§ What this task involves: Write every line of the material out exactly as shown.

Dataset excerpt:
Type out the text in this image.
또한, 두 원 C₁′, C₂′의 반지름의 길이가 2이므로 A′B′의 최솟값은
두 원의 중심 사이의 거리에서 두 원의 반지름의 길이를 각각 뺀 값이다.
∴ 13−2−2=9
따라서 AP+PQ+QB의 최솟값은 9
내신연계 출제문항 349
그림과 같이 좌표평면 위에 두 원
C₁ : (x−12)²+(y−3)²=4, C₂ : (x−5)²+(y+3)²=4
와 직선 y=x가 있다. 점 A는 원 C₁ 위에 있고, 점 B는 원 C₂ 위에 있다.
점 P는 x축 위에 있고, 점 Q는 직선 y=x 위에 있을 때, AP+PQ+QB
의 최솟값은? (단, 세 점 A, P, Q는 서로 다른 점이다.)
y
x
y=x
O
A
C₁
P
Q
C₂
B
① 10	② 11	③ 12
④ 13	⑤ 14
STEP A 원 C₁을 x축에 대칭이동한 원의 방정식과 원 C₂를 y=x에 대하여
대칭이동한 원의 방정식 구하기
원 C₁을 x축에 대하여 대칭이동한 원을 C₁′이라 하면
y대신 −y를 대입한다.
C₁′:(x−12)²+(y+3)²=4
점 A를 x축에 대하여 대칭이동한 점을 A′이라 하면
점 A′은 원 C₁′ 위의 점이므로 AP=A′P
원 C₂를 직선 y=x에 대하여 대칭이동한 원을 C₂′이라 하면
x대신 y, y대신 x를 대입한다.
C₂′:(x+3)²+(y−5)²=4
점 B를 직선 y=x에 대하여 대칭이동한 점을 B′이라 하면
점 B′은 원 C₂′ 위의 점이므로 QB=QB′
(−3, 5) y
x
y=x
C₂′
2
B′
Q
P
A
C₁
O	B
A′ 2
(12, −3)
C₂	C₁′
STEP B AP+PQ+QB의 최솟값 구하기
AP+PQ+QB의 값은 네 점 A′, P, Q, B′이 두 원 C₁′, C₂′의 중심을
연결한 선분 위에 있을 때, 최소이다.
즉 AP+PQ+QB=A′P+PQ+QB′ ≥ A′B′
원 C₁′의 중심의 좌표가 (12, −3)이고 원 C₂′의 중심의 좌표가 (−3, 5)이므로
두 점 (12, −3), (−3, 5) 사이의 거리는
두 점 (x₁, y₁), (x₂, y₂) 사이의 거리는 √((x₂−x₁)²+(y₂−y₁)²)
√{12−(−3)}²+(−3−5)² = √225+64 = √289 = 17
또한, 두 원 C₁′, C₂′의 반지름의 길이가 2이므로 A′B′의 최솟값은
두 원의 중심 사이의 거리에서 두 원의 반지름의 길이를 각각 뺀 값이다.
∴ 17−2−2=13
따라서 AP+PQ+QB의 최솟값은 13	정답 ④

§ Reply:
Type out the text in this image.
또한, 두 원 C₁′, C₂′의 반지름의 길이가 2이므로 A′B′의 최솟값은
두 원의 중심 사이의 거리에서 두 원의 반지름의 길이를 각각 뺀 값이다.
∴ 13−2−2=9
따라서 AP+PQ+QB의 최솟값은 9
내신연계 출제문항 349
그림과 같이 좌표평면 위에 두 원
C₁ : (x−12)²+(y−3)²=4, C₂ : (x−5)²+(y+3)²=4
와 직선 y=x가 있다. 점 A는 원 C₁ 위에 있고, 점 B는 원 C₂ 위에 있다.
점 P는 x축 위에 있고, 점 Q는 직선 y=x 위에 있을 때, AP+PQ+QB
의 최솟값은? (단, 세 점 A, P, Q는 서로 다른 점이다.)
y
x
y=x
O
A
C₁
P
Q
C₂
B
① 10	② 11	③ 12
④ 13	⑤ 14
STEP A 원 C₁을 x축에 대칭이동한 원의 방정식과 원 C₂를 y=x에 대하여
대칭이동한 원의 방정식 구하기
원 C₁을 x축에 대하여 대칭이동한 원을 C₁′이라 하면
y대신 −y를 대입한다.
C₁′:(x−12)²+(y+3)²=4
점 A를 x축에 대하여 대칭이동한 점을 A′이라 하면
점 A′은 원 C₁′ 위의 점이므로 AP=A′P
원 C₂를 직선 y=x에 대하여 대칭이동한 원을 C₂′이라 하면
x대신 y, y대신 x를 대입한다.
C₂′:(x+3)²+(y−5)²=4
점 B를 직선 y=x에 대하여 대칭이동한 점을 B′이라 하면
점 B′은 원 C₂′ 위의 점이므로 QB=QB′
(−3, 5) y
x
y=x
C₂′
2
B′
Q
P
A
C₁
O	B
A′ 2
(12, −3)
C₂	C₁′
STEP B AP+PQ+QB의 최솟값 구하기
AP+PQ+QB의 값은 네 점 A′, P, Q, B′이 두 원 C₁′, C₂′의 중심을
연결한 선분 위에 있을 때, 최소이다.
즉 AP+PQ+QB=A′P+PQ+QB′ ≥ A′B′
원 C₁′의 중심의 좌표가 (12, −3)이고 원 C₂′의 중심의 좌표가 (−3, 5)이므로
두 점 (12, −3), (−3, 5) 사이의 거리는
두 점 (x₁, y₁), (x₂, y₂) 사이의 거리는 √((x₂−x₁)²+(y₂−y₁)²)
√{12−(−3)}²+(−3−5)² = √225+64 = √289 = 17
또한, 두 원 C₁′, C₂′의 반지름의 길이가 2이므로 A′B′의 최솟값은
두 원의 중심 사이의 거리에서 두 원의 반지름의 길이를 각각 뺀 값이다.
∴ 17−2−2=13
따라서 AP+PQ+QB의 최솟값은 13	정답 ④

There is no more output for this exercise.